BEGIN Record set

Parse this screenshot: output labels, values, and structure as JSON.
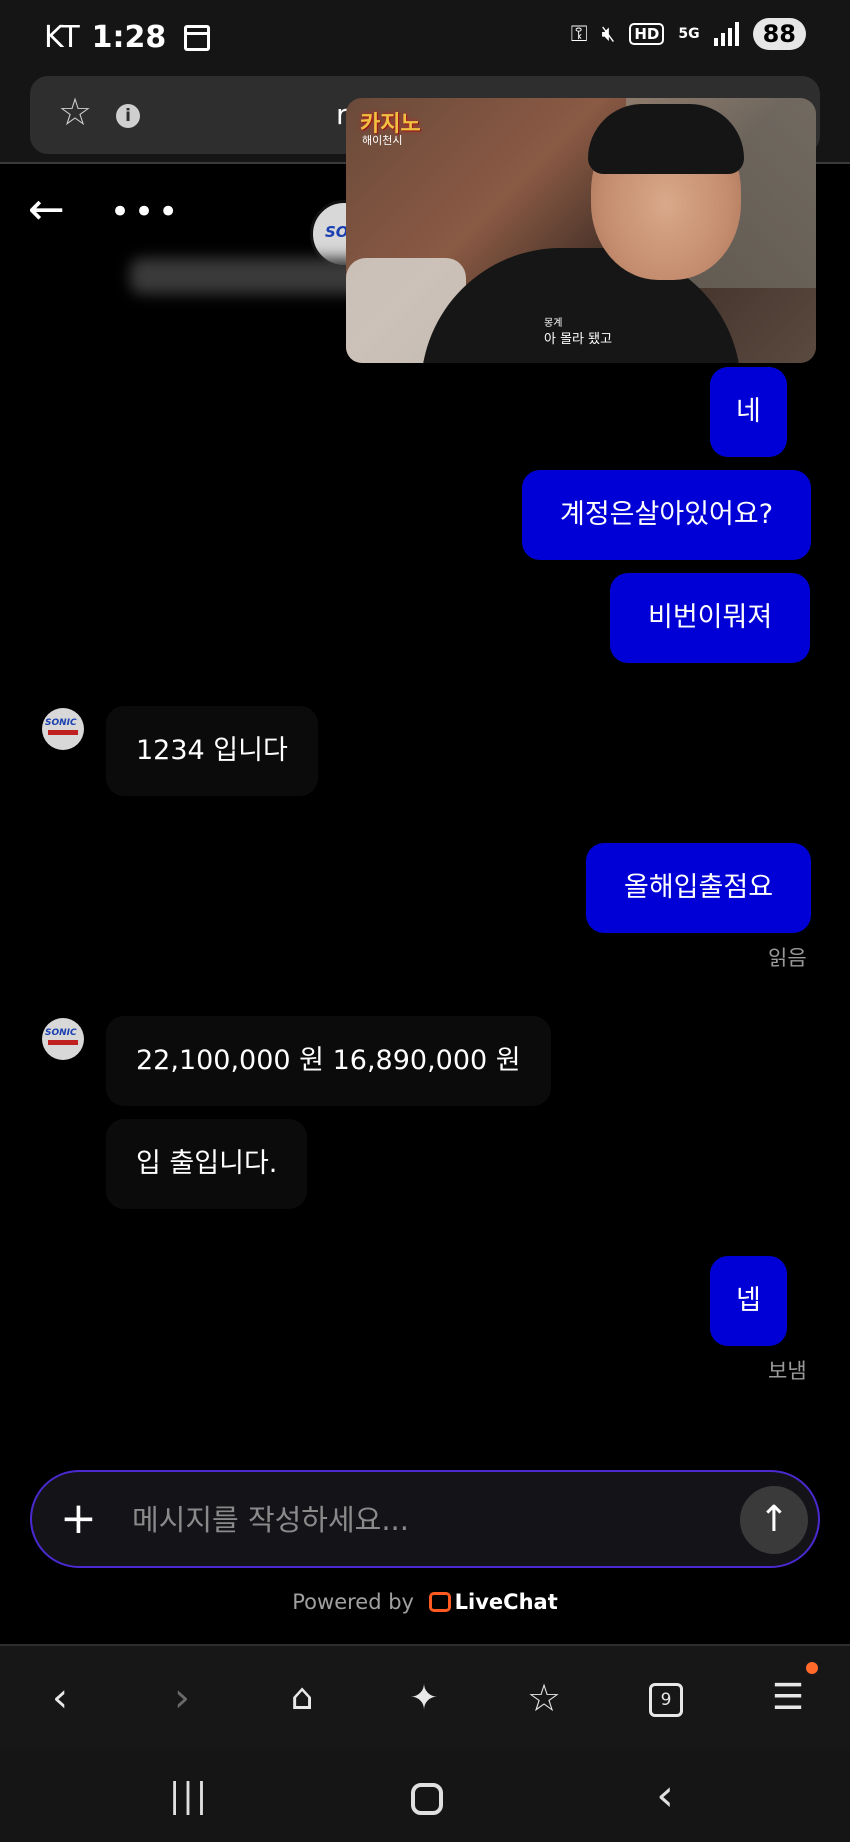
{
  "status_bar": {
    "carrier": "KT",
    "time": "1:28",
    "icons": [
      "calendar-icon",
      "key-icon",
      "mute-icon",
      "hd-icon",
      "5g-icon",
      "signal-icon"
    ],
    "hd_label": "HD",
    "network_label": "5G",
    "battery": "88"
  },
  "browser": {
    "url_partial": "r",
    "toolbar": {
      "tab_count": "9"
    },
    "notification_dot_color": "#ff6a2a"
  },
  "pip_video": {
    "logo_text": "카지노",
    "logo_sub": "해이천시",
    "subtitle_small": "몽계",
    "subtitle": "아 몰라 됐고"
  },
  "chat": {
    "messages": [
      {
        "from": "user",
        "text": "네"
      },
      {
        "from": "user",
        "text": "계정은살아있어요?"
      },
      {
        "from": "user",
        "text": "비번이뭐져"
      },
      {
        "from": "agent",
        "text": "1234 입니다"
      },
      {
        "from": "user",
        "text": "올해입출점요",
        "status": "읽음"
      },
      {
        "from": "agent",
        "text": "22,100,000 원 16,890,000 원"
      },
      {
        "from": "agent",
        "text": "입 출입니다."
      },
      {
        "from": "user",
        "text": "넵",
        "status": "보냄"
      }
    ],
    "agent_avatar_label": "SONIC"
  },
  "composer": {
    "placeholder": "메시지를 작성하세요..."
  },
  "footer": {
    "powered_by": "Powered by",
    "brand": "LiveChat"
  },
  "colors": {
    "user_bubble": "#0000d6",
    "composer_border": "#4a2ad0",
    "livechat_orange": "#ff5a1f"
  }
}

END Record set

*What is expected:*
Print the entries above exactly, taking out only the pictures.

*Result of this exercise:*
Parse this screenshot: output labels, values, and structure as JSON.
{
  "status_bar": {
    "carrier": "KT",
    "time": "1:28",
    "icons": [
      "calendar-icon",
      "key-icon",
      "mute-icon",
      "hd-icon",
      "5g-icon",
      "signal-icon"
    ],
    "hd_label": "HD",
    "network_label": "5G",
    "battery": "88"
  },
  "browser": {
    "url_partial": "r",
    "toolbar": {
      "tab_count": "9"
    },
    "notification_dot_color": "#ff6a2a"
  },
  "pip_video": {
    "logo_text": "카지노",
    "logo_sub": "해이천시",
    "subtitle_small": "몽계",
    "subtitle": "아 몰라 됐고"
  },
  "chat": {
    "messages": [
      {
        "from": "user",
        "text": "네"
      },
      {
        "from": "user",
        "text": "계정은살아있어요?"
      },
      {
        "from": "user",
        "text": "비번이뭐져"
      },
      {
        "from": "agent",
        "text": "1234 입니다"
      },
      {
        "from": "user",
        "text": "올해입출점요",
        "status": "읽음"
      },
      {
        "from": "agent",
        "text": "22,100,000 원 16,890,000 원"
      },
      {
        "from": "agent",
        "text": "입 출입니다."
      },
      {
        "from": "user",
        "text": "넵",
        "status": "보냄"
      }
    ],
    "agent_avatar_label": "SONIC"
  },
  "composer": {
    "placeholder": "메시지를 작성하세요..."
  },
  "footer": {
    "powered_by": "Powered by",
    "brand": "LiveChat"
  },
  "colors": {
    "user_bubble": "#0000d6",
    "composer_border": "#4a2ad0",
    "livechat_orange": "#ff5a1f"
  }
}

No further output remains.